_Source_:
-*-*-

14 mai 2024

L’évitement du religieux n’est plus possible

À propos de l’ouvrage Marianne en péril: Religions et laïcité, un défi français, de Patrick Banon, Presses de la Renaissance, 272 pages, ISBN 978-2-750-91269-7

Interview paru dans L’Agefi, supplément mensuel INDICES, septembre 2016.

Patrick Banon est chercheur associé à la chaire Management et Diversité de l’Université Paris-Dauphine.

P. Banon en 5 dates:
  • 2013: Réinventons les Diversités: Pour un management éthique des différences, First.
  • 2014: Osons la mixité: L’entreprise au féminin masculin, Prisma (Prix des Femmes de l’Économie).
  • 2015: 10ème édition de Flavius Josèphe, un Juif dans l’empire romain, Presses de la Renaissance.
  • 2015: Guide du Mieux Vivre-ensemble: Ma laïcité, ma religion, mon identité, Actes Sud.
  • 2016: Marianne en péril: Religions et laïcité, Presses de la Renaissance.
Perspective:

Écrivain, spécialiste en sciences religieuses et systèmes de pensée, Patrick Banon est chercheur, associé à Marianne en péril la chaire Management et Diversité de l’Université Paris-Dauphine, directeur de d’Institut des Sciences de la Diversité. Il conseille entreprises et institutions dans le management de la diversité culturelle et religieuse. Il est coorganisateur du colloque Diversité religieuse et entreprise: comment la gérer au quotidien, le 8 septembre 2016 à Neuchâtel.

Interview:

Vous appelez à résister à la sidération culturelle: qu’est-ce à dire?

-*-*-

_Objectif_:
Répondez, s'il vous plaît, aux questions suivantes d'après la source.
(a) Combien de pages compte l'ouvrage Marianne en péril?
(b) Quel livre de Patrick Banon a reçu le Prix des Femmes de l'Économie?
(c) À quelle date et dans quelle ville se tient le colloque qu'il coorganise?

-*-*-

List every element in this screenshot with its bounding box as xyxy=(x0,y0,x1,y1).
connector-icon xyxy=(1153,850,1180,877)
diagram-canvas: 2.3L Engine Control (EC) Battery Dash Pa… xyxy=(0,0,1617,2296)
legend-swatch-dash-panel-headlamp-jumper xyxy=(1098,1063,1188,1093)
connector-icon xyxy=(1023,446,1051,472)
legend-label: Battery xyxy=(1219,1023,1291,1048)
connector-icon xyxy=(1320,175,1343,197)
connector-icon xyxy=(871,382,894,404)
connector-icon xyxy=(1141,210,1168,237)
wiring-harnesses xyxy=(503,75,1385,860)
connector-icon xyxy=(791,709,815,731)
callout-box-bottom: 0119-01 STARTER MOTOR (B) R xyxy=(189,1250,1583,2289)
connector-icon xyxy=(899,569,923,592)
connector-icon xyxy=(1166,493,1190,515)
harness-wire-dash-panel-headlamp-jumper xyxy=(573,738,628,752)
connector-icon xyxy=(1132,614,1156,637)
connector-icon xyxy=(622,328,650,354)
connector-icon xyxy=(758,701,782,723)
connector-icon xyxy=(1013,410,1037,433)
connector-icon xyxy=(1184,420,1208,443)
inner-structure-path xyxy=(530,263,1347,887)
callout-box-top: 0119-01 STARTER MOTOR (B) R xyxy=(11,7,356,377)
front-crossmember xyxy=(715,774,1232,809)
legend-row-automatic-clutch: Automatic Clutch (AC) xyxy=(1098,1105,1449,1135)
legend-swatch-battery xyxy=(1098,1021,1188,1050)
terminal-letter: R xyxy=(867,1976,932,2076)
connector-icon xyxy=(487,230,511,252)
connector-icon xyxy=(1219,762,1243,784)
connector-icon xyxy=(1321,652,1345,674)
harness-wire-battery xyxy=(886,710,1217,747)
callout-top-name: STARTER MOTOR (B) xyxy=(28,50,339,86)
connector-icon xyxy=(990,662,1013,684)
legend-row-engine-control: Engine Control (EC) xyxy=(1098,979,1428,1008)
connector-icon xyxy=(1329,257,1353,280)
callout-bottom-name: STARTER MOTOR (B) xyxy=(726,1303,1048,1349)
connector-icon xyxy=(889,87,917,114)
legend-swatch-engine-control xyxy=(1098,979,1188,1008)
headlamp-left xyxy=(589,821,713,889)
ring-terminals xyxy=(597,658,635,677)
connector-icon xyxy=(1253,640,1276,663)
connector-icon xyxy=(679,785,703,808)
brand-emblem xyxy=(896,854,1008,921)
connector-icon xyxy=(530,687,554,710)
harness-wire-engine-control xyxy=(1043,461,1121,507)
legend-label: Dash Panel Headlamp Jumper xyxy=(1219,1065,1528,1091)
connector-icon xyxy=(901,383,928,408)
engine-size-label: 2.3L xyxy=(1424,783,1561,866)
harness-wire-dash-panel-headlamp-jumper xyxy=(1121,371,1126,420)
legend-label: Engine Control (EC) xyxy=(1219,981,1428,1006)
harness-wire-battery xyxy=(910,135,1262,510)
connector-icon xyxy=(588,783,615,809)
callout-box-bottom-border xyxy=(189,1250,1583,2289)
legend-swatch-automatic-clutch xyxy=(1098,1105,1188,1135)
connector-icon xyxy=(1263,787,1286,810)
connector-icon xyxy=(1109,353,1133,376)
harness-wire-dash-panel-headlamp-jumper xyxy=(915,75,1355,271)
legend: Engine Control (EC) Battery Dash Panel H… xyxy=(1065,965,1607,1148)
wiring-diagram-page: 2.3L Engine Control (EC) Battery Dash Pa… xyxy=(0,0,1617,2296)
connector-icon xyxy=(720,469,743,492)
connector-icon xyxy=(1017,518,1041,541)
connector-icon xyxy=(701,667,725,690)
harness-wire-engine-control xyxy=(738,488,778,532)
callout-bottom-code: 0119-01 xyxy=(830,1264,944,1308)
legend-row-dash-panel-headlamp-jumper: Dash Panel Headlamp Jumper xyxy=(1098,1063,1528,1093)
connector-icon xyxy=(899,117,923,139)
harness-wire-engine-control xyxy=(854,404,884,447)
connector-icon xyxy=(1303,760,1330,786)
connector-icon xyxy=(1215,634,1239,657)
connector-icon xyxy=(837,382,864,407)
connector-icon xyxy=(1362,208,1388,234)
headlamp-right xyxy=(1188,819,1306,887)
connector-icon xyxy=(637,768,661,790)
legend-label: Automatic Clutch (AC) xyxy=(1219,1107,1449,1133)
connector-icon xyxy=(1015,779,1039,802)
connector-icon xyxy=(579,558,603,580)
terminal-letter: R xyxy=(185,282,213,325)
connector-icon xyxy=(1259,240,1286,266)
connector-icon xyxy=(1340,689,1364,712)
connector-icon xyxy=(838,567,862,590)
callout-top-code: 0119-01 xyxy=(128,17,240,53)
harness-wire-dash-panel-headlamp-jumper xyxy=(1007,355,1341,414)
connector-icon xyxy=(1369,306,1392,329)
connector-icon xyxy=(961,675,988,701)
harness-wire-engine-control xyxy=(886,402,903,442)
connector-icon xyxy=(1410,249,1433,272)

-*-*-

_Réponse attendue_:
(a) 272 pages.
(b) Osons la mixité: L'entreprise au féminin masculin (Prisma, 2014).
(c) Le 8 septembre 2016, à Neuchâtel.